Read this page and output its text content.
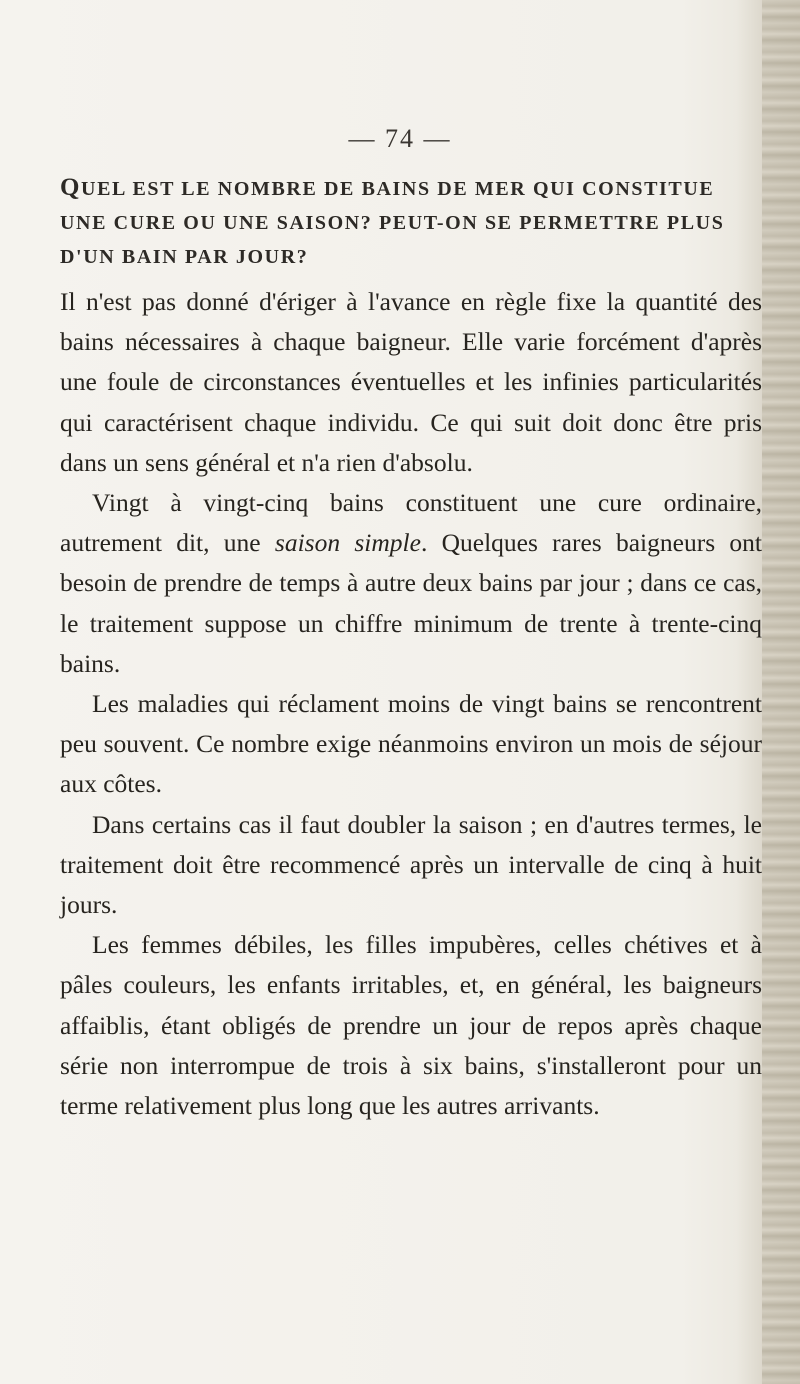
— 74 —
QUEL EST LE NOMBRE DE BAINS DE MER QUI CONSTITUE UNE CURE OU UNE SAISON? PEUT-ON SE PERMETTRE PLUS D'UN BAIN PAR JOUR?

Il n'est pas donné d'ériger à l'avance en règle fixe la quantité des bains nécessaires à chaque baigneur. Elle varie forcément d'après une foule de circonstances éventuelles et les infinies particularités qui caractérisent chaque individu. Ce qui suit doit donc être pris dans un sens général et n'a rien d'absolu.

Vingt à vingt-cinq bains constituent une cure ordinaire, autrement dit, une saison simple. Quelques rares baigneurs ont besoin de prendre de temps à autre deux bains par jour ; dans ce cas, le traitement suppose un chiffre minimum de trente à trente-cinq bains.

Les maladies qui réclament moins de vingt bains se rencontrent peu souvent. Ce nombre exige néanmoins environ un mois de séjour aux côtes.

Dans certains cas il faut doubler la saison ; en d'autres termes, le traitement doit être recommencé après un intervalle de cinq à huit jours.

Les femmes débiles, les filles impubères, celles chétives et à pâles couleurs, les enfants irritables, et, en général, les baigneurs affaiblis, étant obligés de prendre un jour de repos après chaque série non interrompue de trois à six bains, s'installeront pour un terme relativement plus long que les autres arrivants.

**********

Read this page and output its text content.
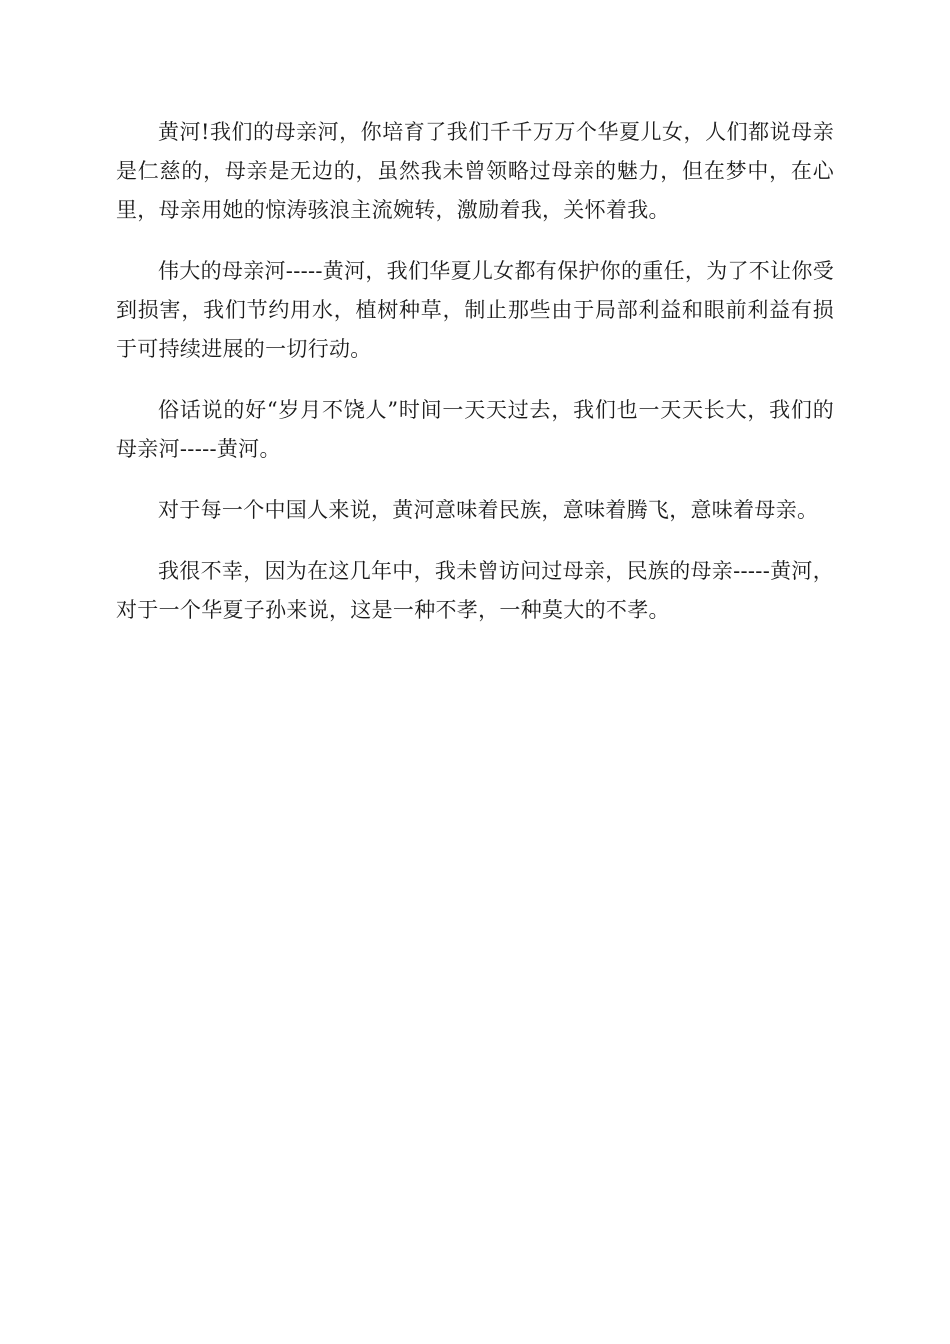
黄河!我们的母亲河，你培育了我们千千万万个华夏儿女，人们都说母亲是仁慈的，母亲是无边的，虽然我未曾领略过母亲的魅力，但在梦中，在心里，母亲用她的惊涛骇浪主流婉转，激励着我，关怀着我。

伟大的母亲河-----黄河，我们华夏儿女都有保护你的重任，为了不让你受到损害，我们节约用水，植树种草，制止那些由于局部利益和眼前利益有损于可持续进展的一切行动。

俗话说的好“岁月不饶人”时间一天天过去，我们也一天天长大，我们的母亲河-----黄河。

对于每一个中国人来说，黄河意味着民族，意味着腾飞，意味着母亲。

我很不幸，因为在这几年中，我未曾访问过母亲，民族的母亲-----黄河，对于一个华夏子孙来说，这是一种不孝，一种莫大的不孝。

**********

## Work to be completed
Give the count of lines in the listing that hold the word "vingt", with no other text.

## Written solution
2